Work out how many lines in the entries below include the word "年度温室气体排放报告". Give nothing but the number.

__MATERIAL FOR THIS EXERCISE__:
# # # # # # #

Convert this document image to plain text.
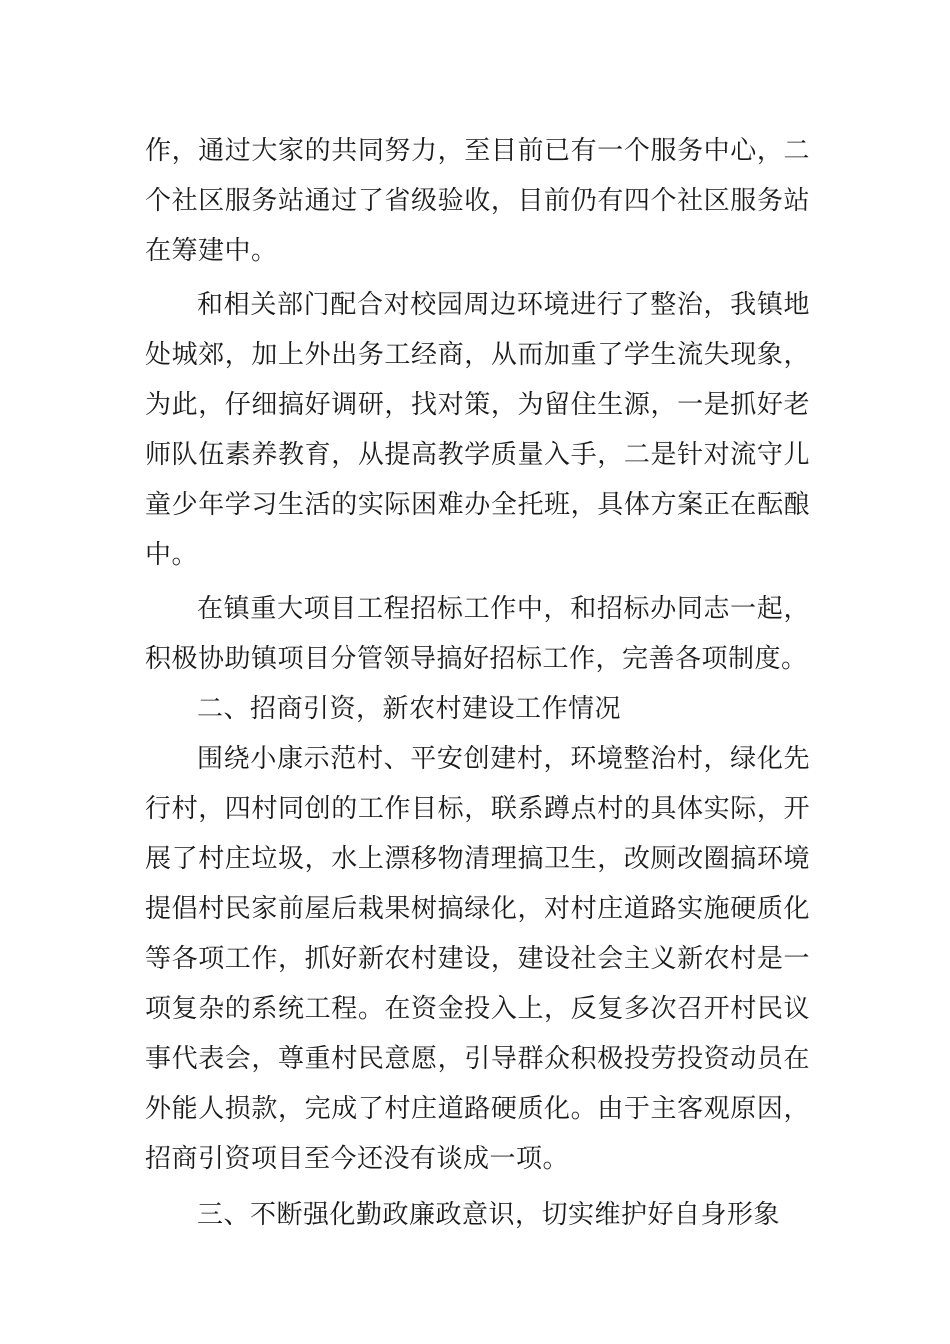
作，通过大家的共同努力，至目前已有一个服务中心，二个社区服务站通过了省级验收，目前仍有四个社区服务站在筹建中。

和相关部门配合对校园周边环境进行了整治，我镇地处城郊，加上外出务工经商，从而加重了学生流失现象，为此，仔细搞好调研，找对策，为留住生源，一是抓好老师队伍素养教育，从提高教学质量入手，二是针对流守儿童少年学习生活的实际困难办全托班，具体方案正在酝酿中。

在镇重大项目工程招标工作中，和招标办同志一起，积极协助镇项目分管领导搞好招标工作，完善各项制度。

二、招商引资，新农村建设工作情况

围绕小康示范村、平安创建村，环境整治村，绿化先行村，四村同创的工作目标，联系蹲点村的具体实际，开展了村庄垃圾，水上漂移物清理搞卫生，改厕改圈搞环境提倡村民家前屋后栽果树搞绿化，对村庄道路实施硬质化等各项工作，抓好新农村建设，建设社会主义新农村是一项复杂的系统工程。在资金投入上，反复多次召开村民议事代表会，尊重村民意愿，引导群众积极投劳投资动员在外能人损款，完成了村庄道路硬质化。由于主客观原因，招商引资项目至今还没有谈成一项。

三、不断强化勤政廉政意识，切实维护好自身形象
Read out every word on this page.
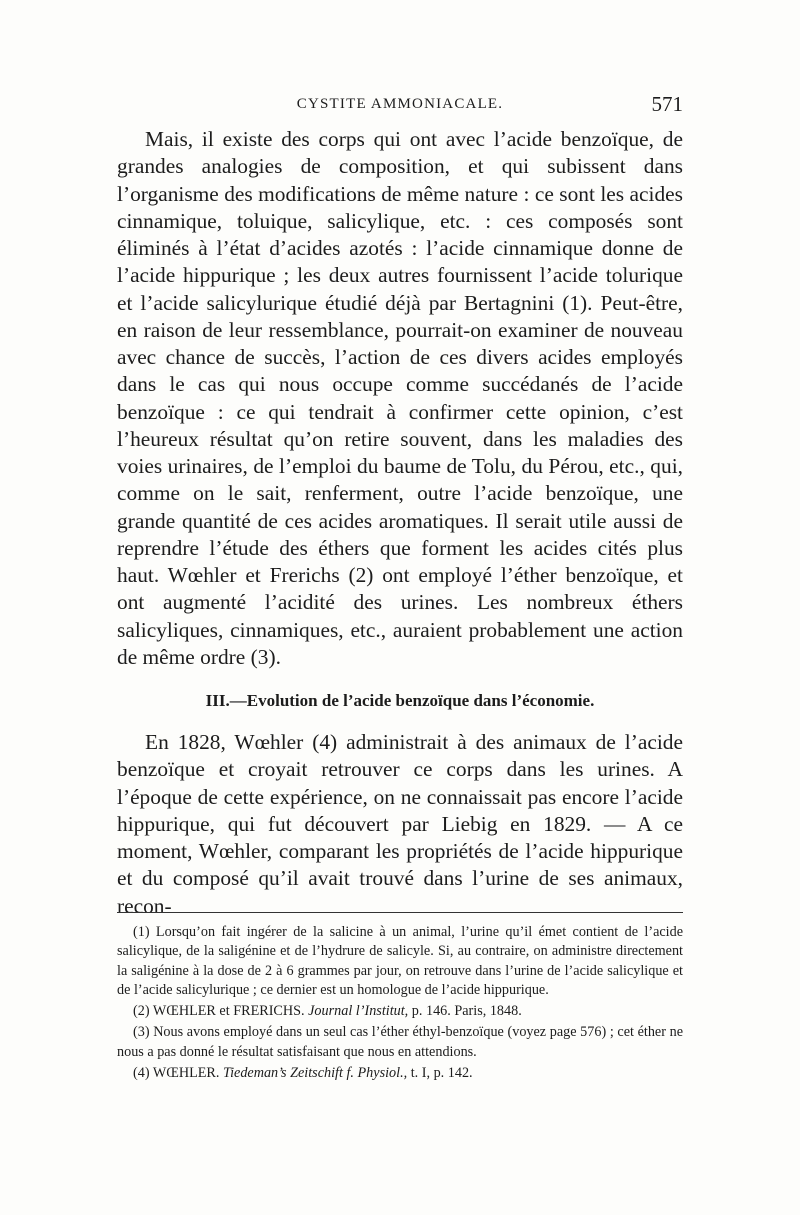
CYSTITE AMMONIACALE.	571

Mais, il existe des corps qui ont avec l’acide benzoïque, de grandes analogies de composition, et qui subissent dans l’organisme des modifications de même nature : ce sont les acides cinnamique, toluique, salicylique, etc. : ces composés sont éliminés à l’état d’acides azotés : l’acide cinnamique donne de l’acide hippurique ; les deux autres fournissent l’acide tolurique et l’acide salicylurique étudié déjà par Bertagnini (1). Peut-être, en raison de leur ressemblance, pourrait-on examiner de nouveau avec chance de succès, l’action de ces divers acides employés dans le cas qui nous occupe comme succédanés de l’acide benzoïque : ce qui tendrait à confirmer cette opinion, c’est l’heureux résultat qu’on retire souvent, dans les maladies des voies urinaires, de l’emploi du baume de Tolu, du Pérou, etc., qui, comme on le sait, renferment, outre l’acide benzoïque, une grande quantité de ces acides aromatiques. Il serait utile aussi de reprendre l’étude des éthers que forment les acides cités plus haut. Wœhler et Frerichs (2) ont employé l’éther benzoïque, et ont augmenté l’acidité des urines. Les nombreux éthers salicyliques, cinnamiques, etc., auraient probablement une action de même ordre (3).

III.—Evolution de l’acide benzoïque dans l’économie.

En 1828, Wœhler (4) administrait à des animaux de l’acide benzoïque et croyait retrouver ce corps dans les urines. A l’époque de cette expérience, on ne connaissait pas encore l’acide hippurique, qui fut découvert par Liebig en 1829. — A ce moment, Wœhler, comparant les propriétés de l’acide hippurique et du composé qu’il avait trouvé dans l’urine de ses animaux, recon-

(1) Lorsqu’on fait ingérer de la salicine à un animal, l’urine qu’il émet contient de l’acide salicylique, de la saligénine et de l’hydrure de salicyle. Si, au contraire, on administre directement la saligénine à la dose de 2 à 6 grammes par jour, on retrouve dans l’urine de l’acide salicylique et de l’acide salicylurique ; ce dernier est un homologue de l’acide hippurique.

(2) WŒHLER et FRERICHS. Journal l’Institut, p. 146. Paris, 1848.

(3) Nous avons employé dans un seul cas l’éther éthyl-benzoïque (voyez page 576) ; cet éther ne nous a pas donné le résultat satisfaisant que nous en attendions.

(4) WŒHLER. Tiedeman’s Zeitschift f. Physiol., t. I, p. 142.
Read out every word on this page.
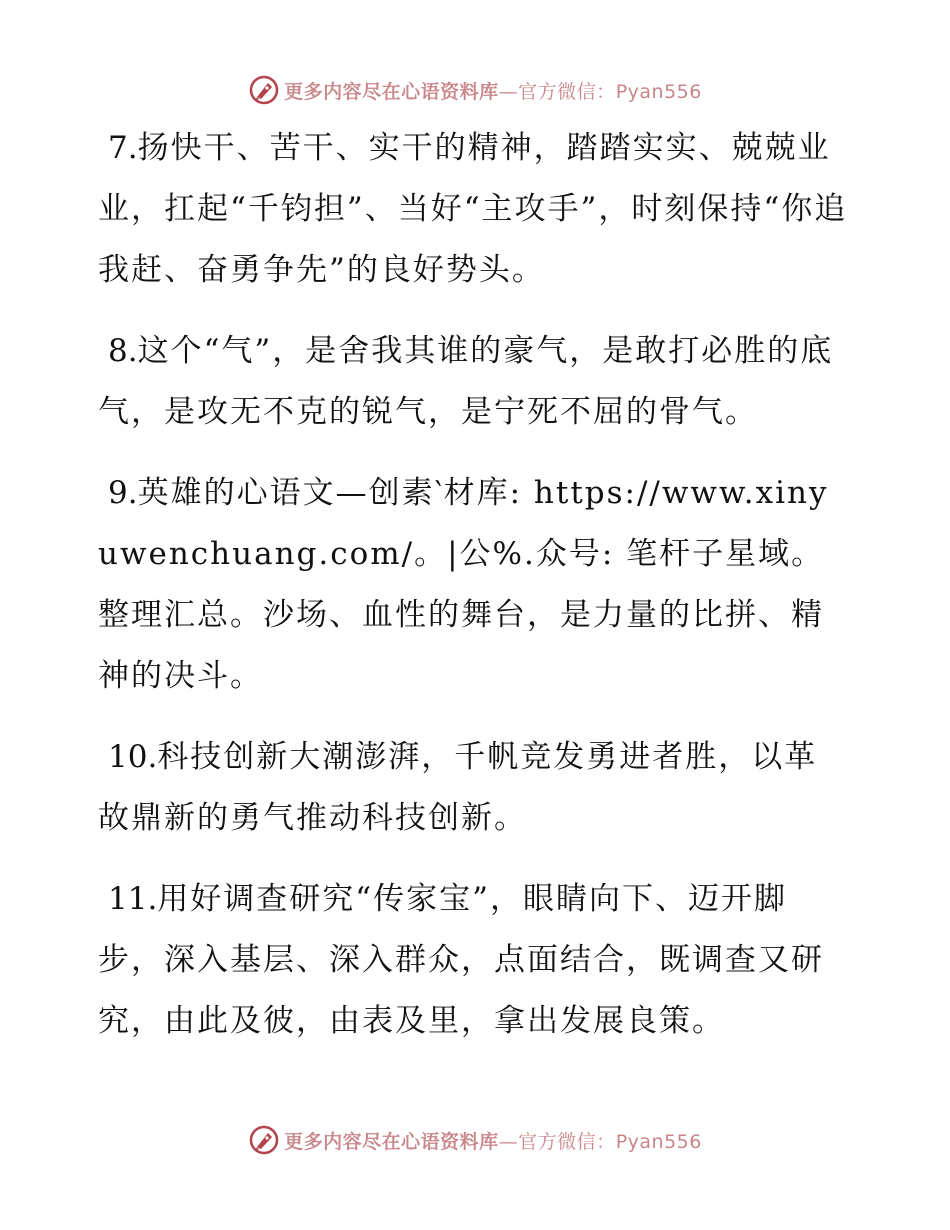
更多内容尽在心语资料库—官方微信：Pyan556

7.扬快干、苦干、实干的精神，踏踏实实、兢兢业业，扛起“千钧担”、当好“主攻手”，时刻保持“你追我赶、奋勇争先”的良好势头。

8.这个“气”，是舍我其谁的豪气，是敢打必胜的底气，是攻无不克的锐气，是宁死不屈的骨气。

9.英雄的心语文—创素‵材库: https://www.xinyuwenchuang.com/。|公%.众号: 笔杆子星域。整理汇总。沙场、血性的舞台，是力量的比拼、精神的决斗。

10.科技创新大潮澎湃，千帆竞发勇进者胜，以革故鼎新的勇气推动科技创新。

11.用好调查研究“传家宝”，眼睛向下、迈开脚步，深入基层、深入群众，点面结合，既调查又研究，由此及彼，由表及里，拿出发展良策。

更多内容尽在心语资料库—官方微信：Pyan556
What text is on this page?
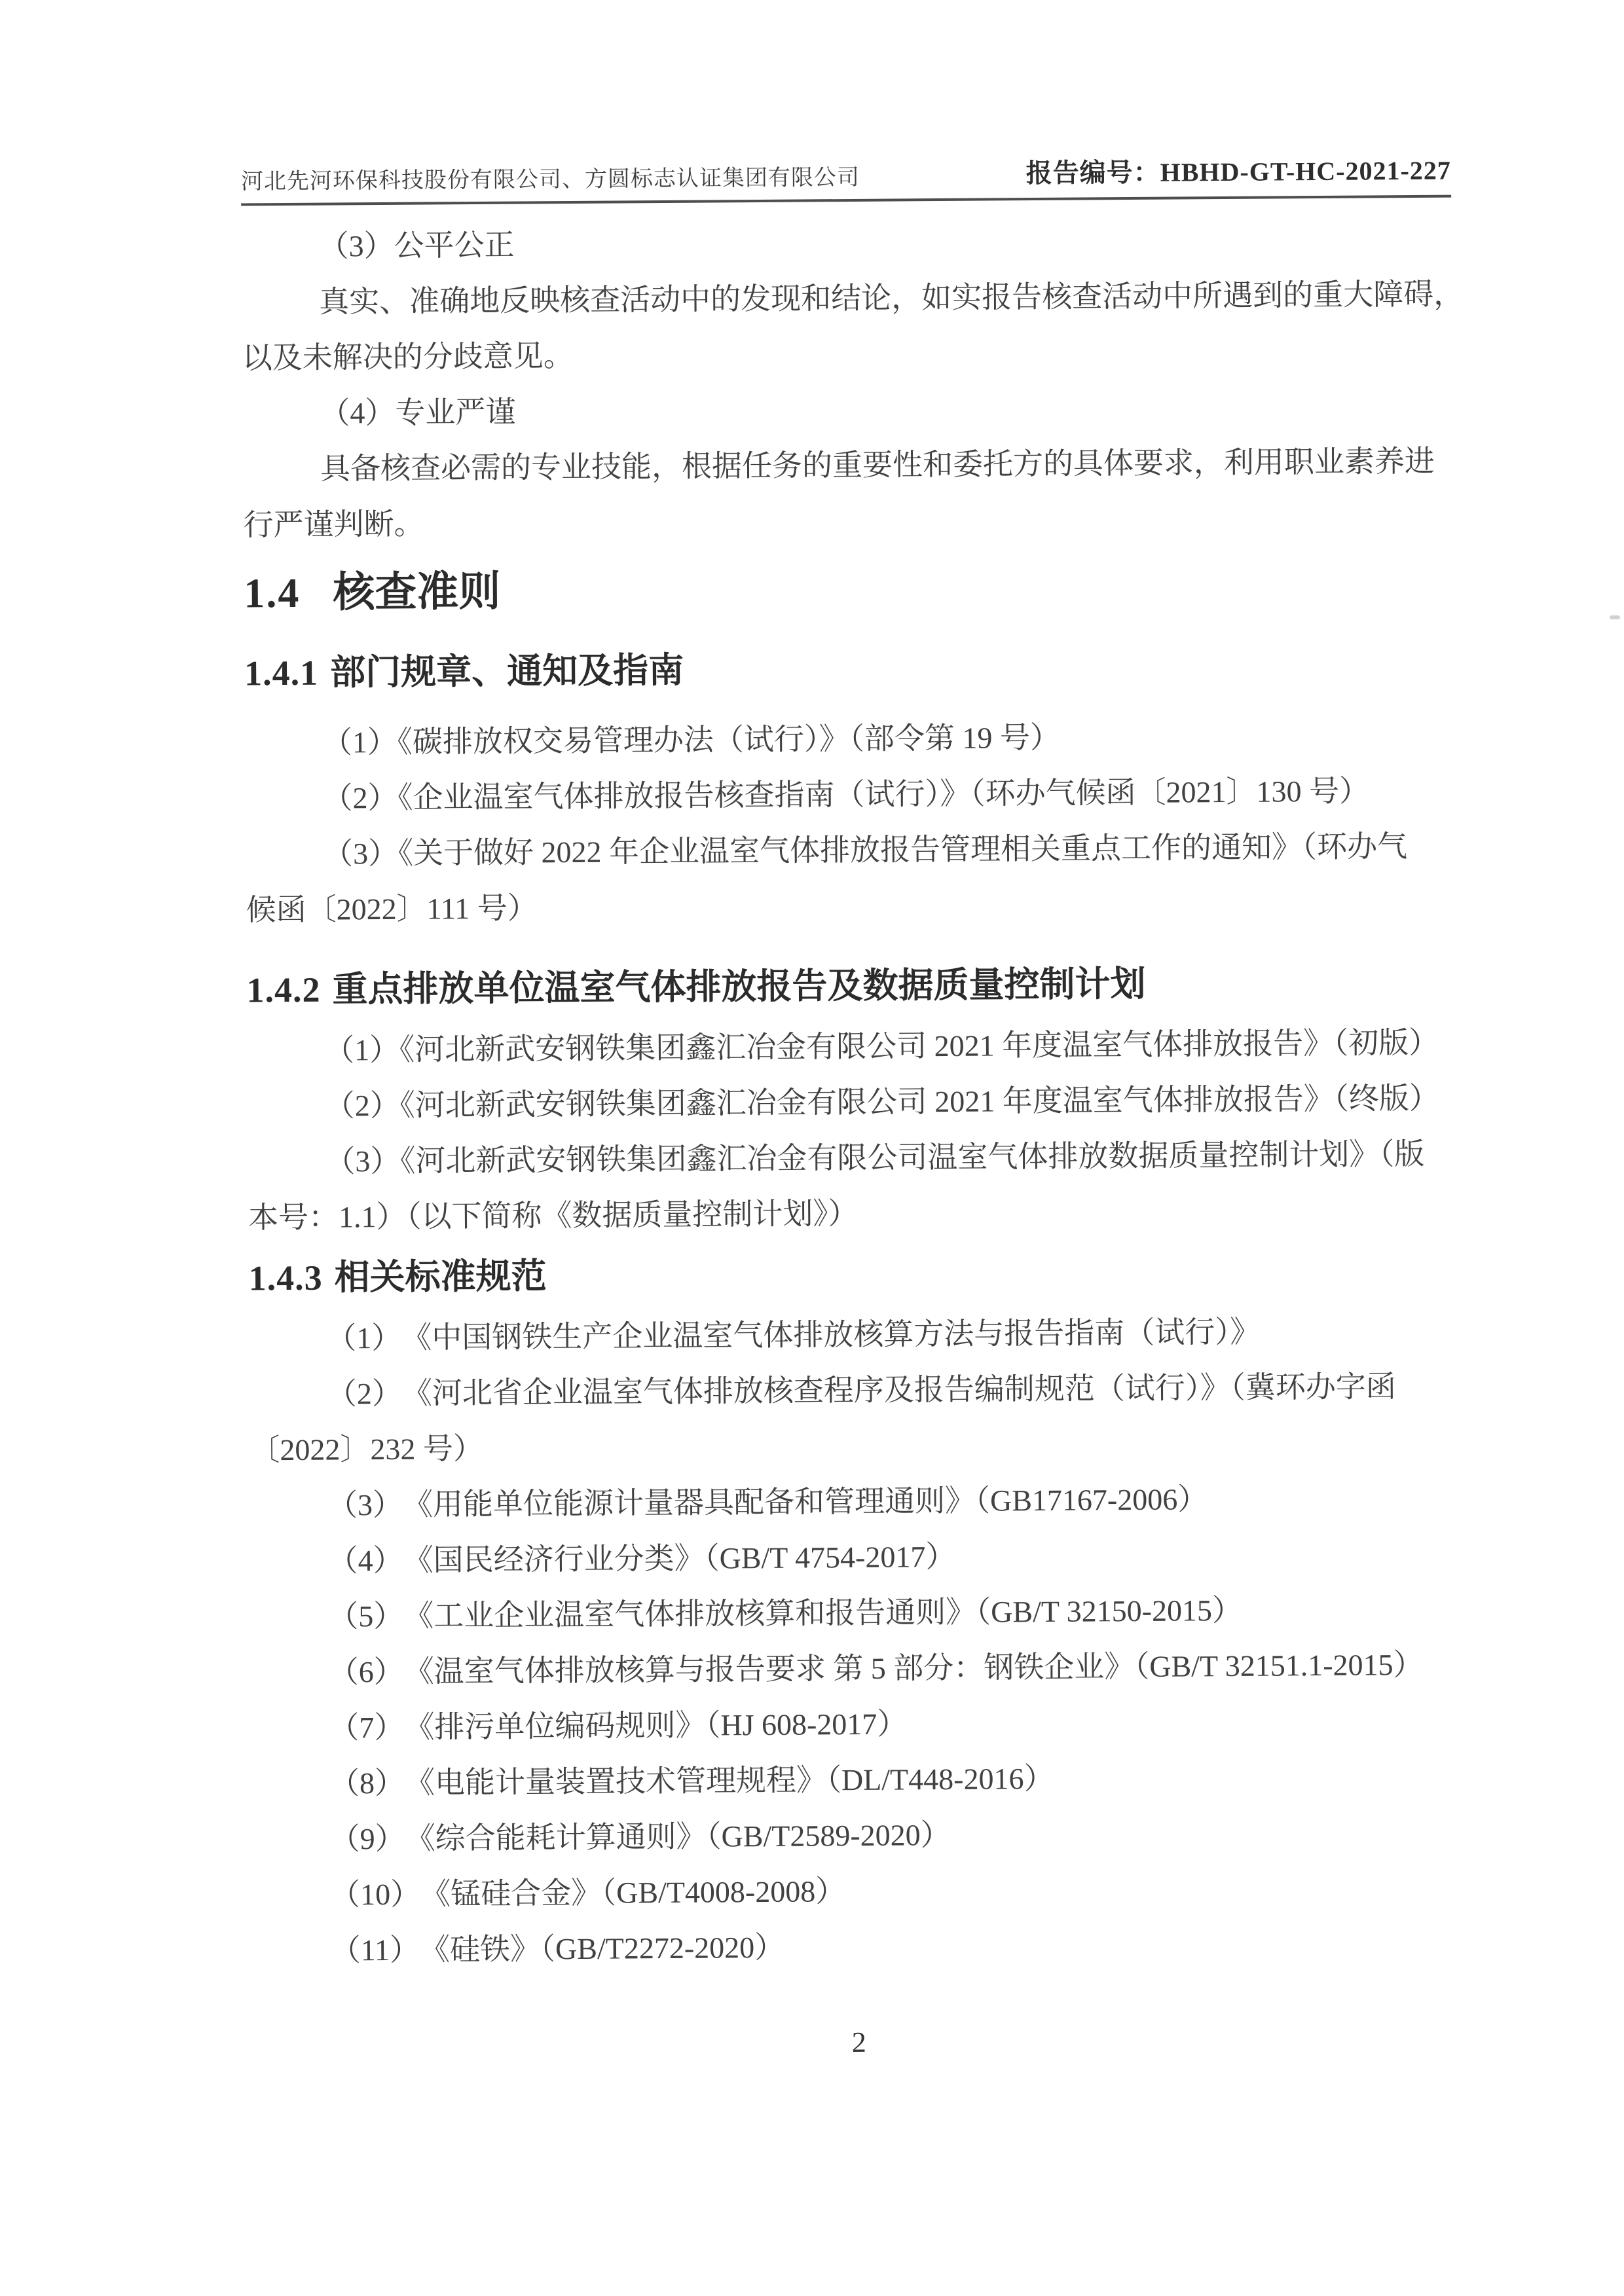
河北先河环保科技股份有限公司、方圆标志认证集团有限公司	报告编号：HBHD-GT-HC-2021-227

（3）公平公正

真实、准确地反映核查活动中的发现和结论，如实报告核查活动中所遇到的重大障碍，

以及未解决的分歧意见。

（4）专业严谨

具备核查必需的专业技能，根据任务的重要性和委托方的具体要求，利用职业素养进

行严谨判断。

1.4 核查准则
1.4.1 部门规章、通知及指南

（1）《碳排放权交易管理办法（试行）》（部令第 19 号）

（2）《企业温室气体排放报告核查指南（试行）》（环办气候函〔2021〕130 号）

（3）《关于做好 2022 年企业温室气体排放报告管理相关重点工作的通知》（环办气

候函〔2022〕111 号）

1.4.2 重点排放单位温室气体排放报告及数据质量控制计划

（1）《河北新武安钢铁集团鑫汇冶金有限公司 2021 年度温室气体排放报告》（初版）

（2）《河北新武安钢铁集团鑫汇冶金有限公司 2021 年度温室气体排放报告》（终版）

（3）《河北新武安钢铁集团鑫汇冶金有限公司温室气体排放数据质量控制计划》（版

本号：1.1）（以下简称《数据质量控制计划》）

1.4.3 相关标准规范

（1）　《中国钢铁生产企业温室气体排放核算方法与报告指南（试行）》

（2）　《河北省企业温室气体排放核查程序及报告编制规范（试行）》（冀环办字函

〔2022〕232 号）

（3）　《用能单位能源计量器具配备和管理通则》（GB17167-2006）

（4）　《国民经济行业分类》（GB/T 4754-2017）

（5）　《工业企业温室气体排放核算和报告通则》（GB/T 32150-2015）

（6）　《温室气体排放核算与报告要求 第 5 部分：钢铁企业》（GB/T 32151.1-2015）

（7）　《排污单位编码规则》（HJ 608-2017）

（8）　《电能计量装置技术管理规程》（DL/T448-2016）

（9）　《综合能耗计算通则》（GB/T2589-2020）

（10）　《锰硅合金》（GB/T4008-2008）

（11）　《硅铁》（GB/T2272-2020）

2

# # # # # # #

__OUTPUT__:
2